DESCRIPTION OF THE TASK: Quote the listing in full, exactly as given, minus any pictures.
##### MATERIAL #####
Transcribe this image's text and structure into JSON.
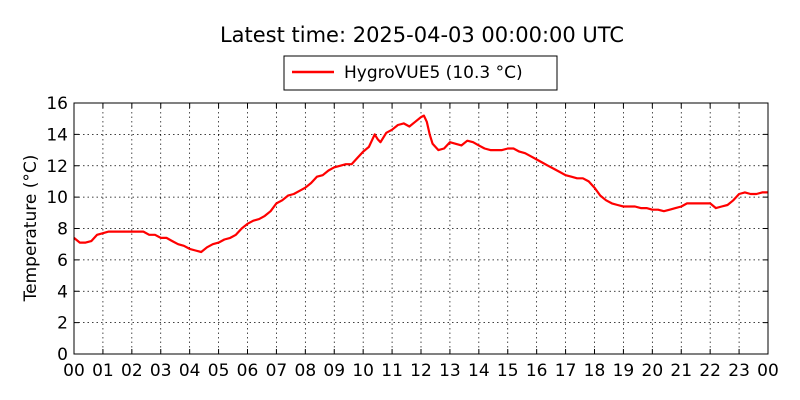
{
  "chart_data": {
    "type": "line",
    "title": "Latest time: 2025-04-03 00:00:00 UTC",
    "xlabel": "",
    "ylabel": "Temperature (°C)",
    "xlim": [
      0,
      24
    ],
    "ylim": [
      0,
      16
    ],
    "x_ticks": [
      "00",
      "01",
      "02",
      "03",
      "04",
      "05",
      "06",
      "07",
      "08",
      "09",
      "10",
      "11",
      "12",
      "13",
      "14",
      "15",
      "16",
      "17",
      "18",
      "19",
      "20",
      "21",
      "22",
      "23",
      "00"
    ],
    "y_ticks": [
      "0",
      "2",
      "4",
      "6",
      "8",
      "10",
      "12",
      "14",
      "16"
    ],
    "grid": true,
    "legend_position": "top-center",
    "series": [
      {
        "name": "HygroVUE5 (10.3 °C)",
        "color": "#ff0000",
        "x": [
          0,
          0.2,
          0.4,
          0.6,
          0.8,
          1.0,
          1.2,
          1.4,
          1.6,
          1.8,
          2.0,
          2.2,
          2.4,
          2.6,
          2.8,
          3.0,
          3.2,
          3.4,
          3.6,
          3.8,
          4.0,
          4.2,
          4.4,
          4.6,
          4.8,
          5.0,
          5.2,
          5.4,
          5.6,
          5.8,
          6.0,
          6.2,
          6.4,
          6.6,
          6.8,
          7.0,
          7.2,
          7.4,
          7.6,
          7.8,
          8.0,
          8.2,
          8.4,
          8.6,
          8.8,
          9.0,
          9.2,
          9.4,
          9.6,
          9.8,
          10.0,
          10.2,
          10.3,
          10.4,
          10.5,
          10.6,
          10.8,
          11.0,
          11.2,
          11.4,
          11.6,
          11.8,
          12.0,
          12.1,
          12.2,
          12.3,
          12.4,
          12.6,
          12.8,
          13.0,
          13.2,
          13.4,
          13.6,
          13.8,
          14.0,
          14.2,
          14.4,
          14.6,
          14.8,
          15.0,
          15.2,
          15.4,
          15.6,
          15.8,
          16.0,
          16.2,
          16.4,
          16.6,
          16.8,
          17.0,
          17.2,
          17.4,
          17.6,
          17.8,
          18.0,
          18.2,
          18.4,
          18.6,
          18.8,
          19.0,
          19.2,
          19.4,
          19.6,
          19.8,
          20.0,
          20.2,
          20.4,
          20.6,
          20.8,
          21.0,
          21.2,
          21.4,
          21.6,
          21.8,
          22.0,
          22.2,
          22.4,
          22.6,
          22.8,
          23.0,
          23.2,
          23.4,
          23.6,
          23.8,
          24.0
        ],
        "y": [
          7.4,
          7.1,
          7.1,
          7.2,
          7.6,
          7.7,
          7.8,
          7.8,
          7.8,
          7.8,
          7.8,
          7.8,
          7.8,
          7.6,
          7.6,
          7.4,
          7.4,
          7.2,
          7.0,
          6.9,
          6.7,
          6.6,
          6.5,
          6.8,
          7.0,
          7.1,
          7.3,
          7.4,
          7.6,
          8.0,
          8.3,
          8.5,
          8.6,
          8.8,
          9.1,
          9.6,
          9.8,
          10.1,
          10.2,
          10.4,
          10.6,
          10.9,
          11.3,
          11.4,
          11.7,
          11.9,
          12.0,
          12.1,
          12.1,
          12.5,
          12.9,
          13.2,
          13.6,
          14.0,
          13.7,
          13.5,
          14.1,
          14.3,
          14.6,
          14.7,
          14.5,
          14.8,
          15.1,
          15.2,
          14.8,
          14.0,
          13.4,
          13.0,
          13.1,
          13.5,
          13.4,
          13.3,
          13.6,
          13.5,
          13.3,
          13.1,
          13.0,
          13.0,
          13.0,
          13.1,
          13.1,
          12.9,
          12.8,
          12.6,
          12.4,
          12.2,
          12.0,
          11.8,
          11.6,
          11.4,
          11.3,
          11.2,
          11.2,
          11.0,
          10.6,
          10.1,
          9.8,
          9.6,
          9.5,
          9.4,
          9.4,
          9.4,
          9.3,
          9.3,
          9.2,
          9.2,
          9.1,
          9.2,
          9.3,
          9.4,
          9.6,
          9.6,
          9.6,
          9.6,
          9.6,
          9.3,
          9.4,
          9.5,
          9.8,
          10.2,
          10.3,
          10.2,
          10.2,
          10.3,
          10.3
        ]
      }
    ]
  }
}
#####
ANSWER FOR THE TASK:
Transcribe this image's text and structure into JSON.
{
  "chart_data": {
    "type": "line",
    "title": "Latest time: 2025-04-03 00:00:00 UTC",
    "xlabel": "",
    "ylabel": "Temperature (°C)",
    "xlim": [
      0,
      24
    ],
    "ylim": [
      0,
      16
    ],
    "x_ticks": [
      "00",
      "01",
      "02",
      "03",
      "04",
      "05",
      "06",
      "07",
      "08",
      "09",
      "10",
      "11",
      "12",
      "13",
      "14",
      "15",
      "16",
      "17",
      "18",
      "19",
      "20",
      "21",
      "22",
      "23",
      "00"
    ],
    "y_ticks": [
      "0",
      "2",
      "4",
      "6",
      "8",
      "10",
      "12",
      "14",
      "16"
    ],
    "grid": true,
    "legend_position": "top-center",
    "series": [
      {
        "name": "HygroVUE5 (10.3 °C)",
        "color": "#ff0000",
        "x": [
          0,
          0.2,
          0.4,
          0.6,
          0.8,
          1.0,
          1.2,
          1.4,
          1.6,
          1.8,
          2.0,
          2.2,
          2.4,
          2.6,
          2.8,
          3.0,
          3.2,
          3.4,
          3.6,
          3.8,
          4.0,
          4.2,
          4.4,
          4.6,
          4.8,
          5.0,
          5.2,
          5.4,
          5.6,
          5.8,
          6.0,
          6.2,
          6.4,
          6.6,
          6.8,
          7.0,
          7.2,
          7.4,
          7.6,
          7.8,
          8.0,
          8.2,
          8.4,
          8.6,
          8.8,
          9.0,
          9.2,
          9.4,
          9.6,
          9.8,
          10.0,
          10.2,
          10.3,
          10.4,
          10.5,
          10.6,
          10.8,
          11.0,
          11.2,
          11.4,
          11.6,
          11.8,
          12.0,
          12.1,
          12.2,
          12.3,
          12.4,
          12.6,
          12.8,
          13.0,
          13.2,
          13.4,
          13.6,
          13.8,
          14.0,
          14.2,
          14.4,
          14.6,
          14.8,
          15.0,
          15.2,
          15.4,
          15.6,
          15.8,
          16.0,
          16.2,
          16.4,
          16.6,
          16.8,
          17.0,
          17.2,
          17.4,
          17.6,
          17.8,
          18.0,
          18.2,
          18.4,
          18.6,
          18.8,
          19.0,
          19.2,
          19.4,
          19.6,
          19.8,
          20.0,
          20.2,
          20.4,
          20.6,
          20.8,
          21.0,
          21.2,
          21.4,
          21.6,
          21.8,
          22.0,
          22.2,
          22.4,
          22.6,
          22.8,
          23.0,
          23.2,
          23.4,
          23.6,
          23.8,
          24.0
        ],
        "y": [
          7.4,
          7.1,
          7.1,
          7.2,
          7.6,
          7.7,
          7.8,
          7.8,
          7.8,
          7.8,
          7.8,
          7.8,
          7.8,
          7.6,
          7.6,
          7.4,
          7.4,
          7.2,
          7.0,
          6.9,
          6.7,
          6.6,
          6.5,
          6.8,
          7.0,
          7.1,
          7.3,
          7.4,
          7.6,
          8.0,
          8.3,
          8.5,
          8.6,
          8.8,
          9.1,
          9.6,
          9.8,
          10.1,
          10.2,
          10.4,
          10.6,
          10.9,
          11.3,
          11.4,
          11.7,
          11.9,
          12.0,
          12.1,
          12.1,
          12.5,
          12.9,
          13.2,
          13.6,
          14.0,
          13.7,
          13.5,
          14.1,
          14.3,
          14.6,
          14.7,
          14.5,
          14.8,
          15.1,
          15.2,
          14.8,
          14.0,
          13.4,
          13.0,
          13.1,
          13.5,
          13.4,
          13.3,
          13.6,
          13.5,
          13.3,
          13.1,
          13.0,
          13.0,
          13.0,
          13.1,
          13.1,
          12.9,
          12.8,
          12.6,
          12.4,
          12.2,
          12.0,
          11.8,
          11.6,
          11.4,
          11.3,
          11.2,
          11.2,
          11.0,
          10.6,
          10.1,
          9.8,
          9.6,
          9.5,
          9.4,
          9.4,
          9.4,
          9.3,
          9.3,
          9.2,
          9.2,
          9.1,
          9.2,
          9.3,
          9.4,
          9.6,
          9.6,
          9.6,
          9.6,
          9.6,
          9.3,
          9.4,
          9.5,
          9.8,
          10.2,
          10.3,
          10.2,
          10.2,
          10.3,
          10.3
        ]
      }
    ]
  }
}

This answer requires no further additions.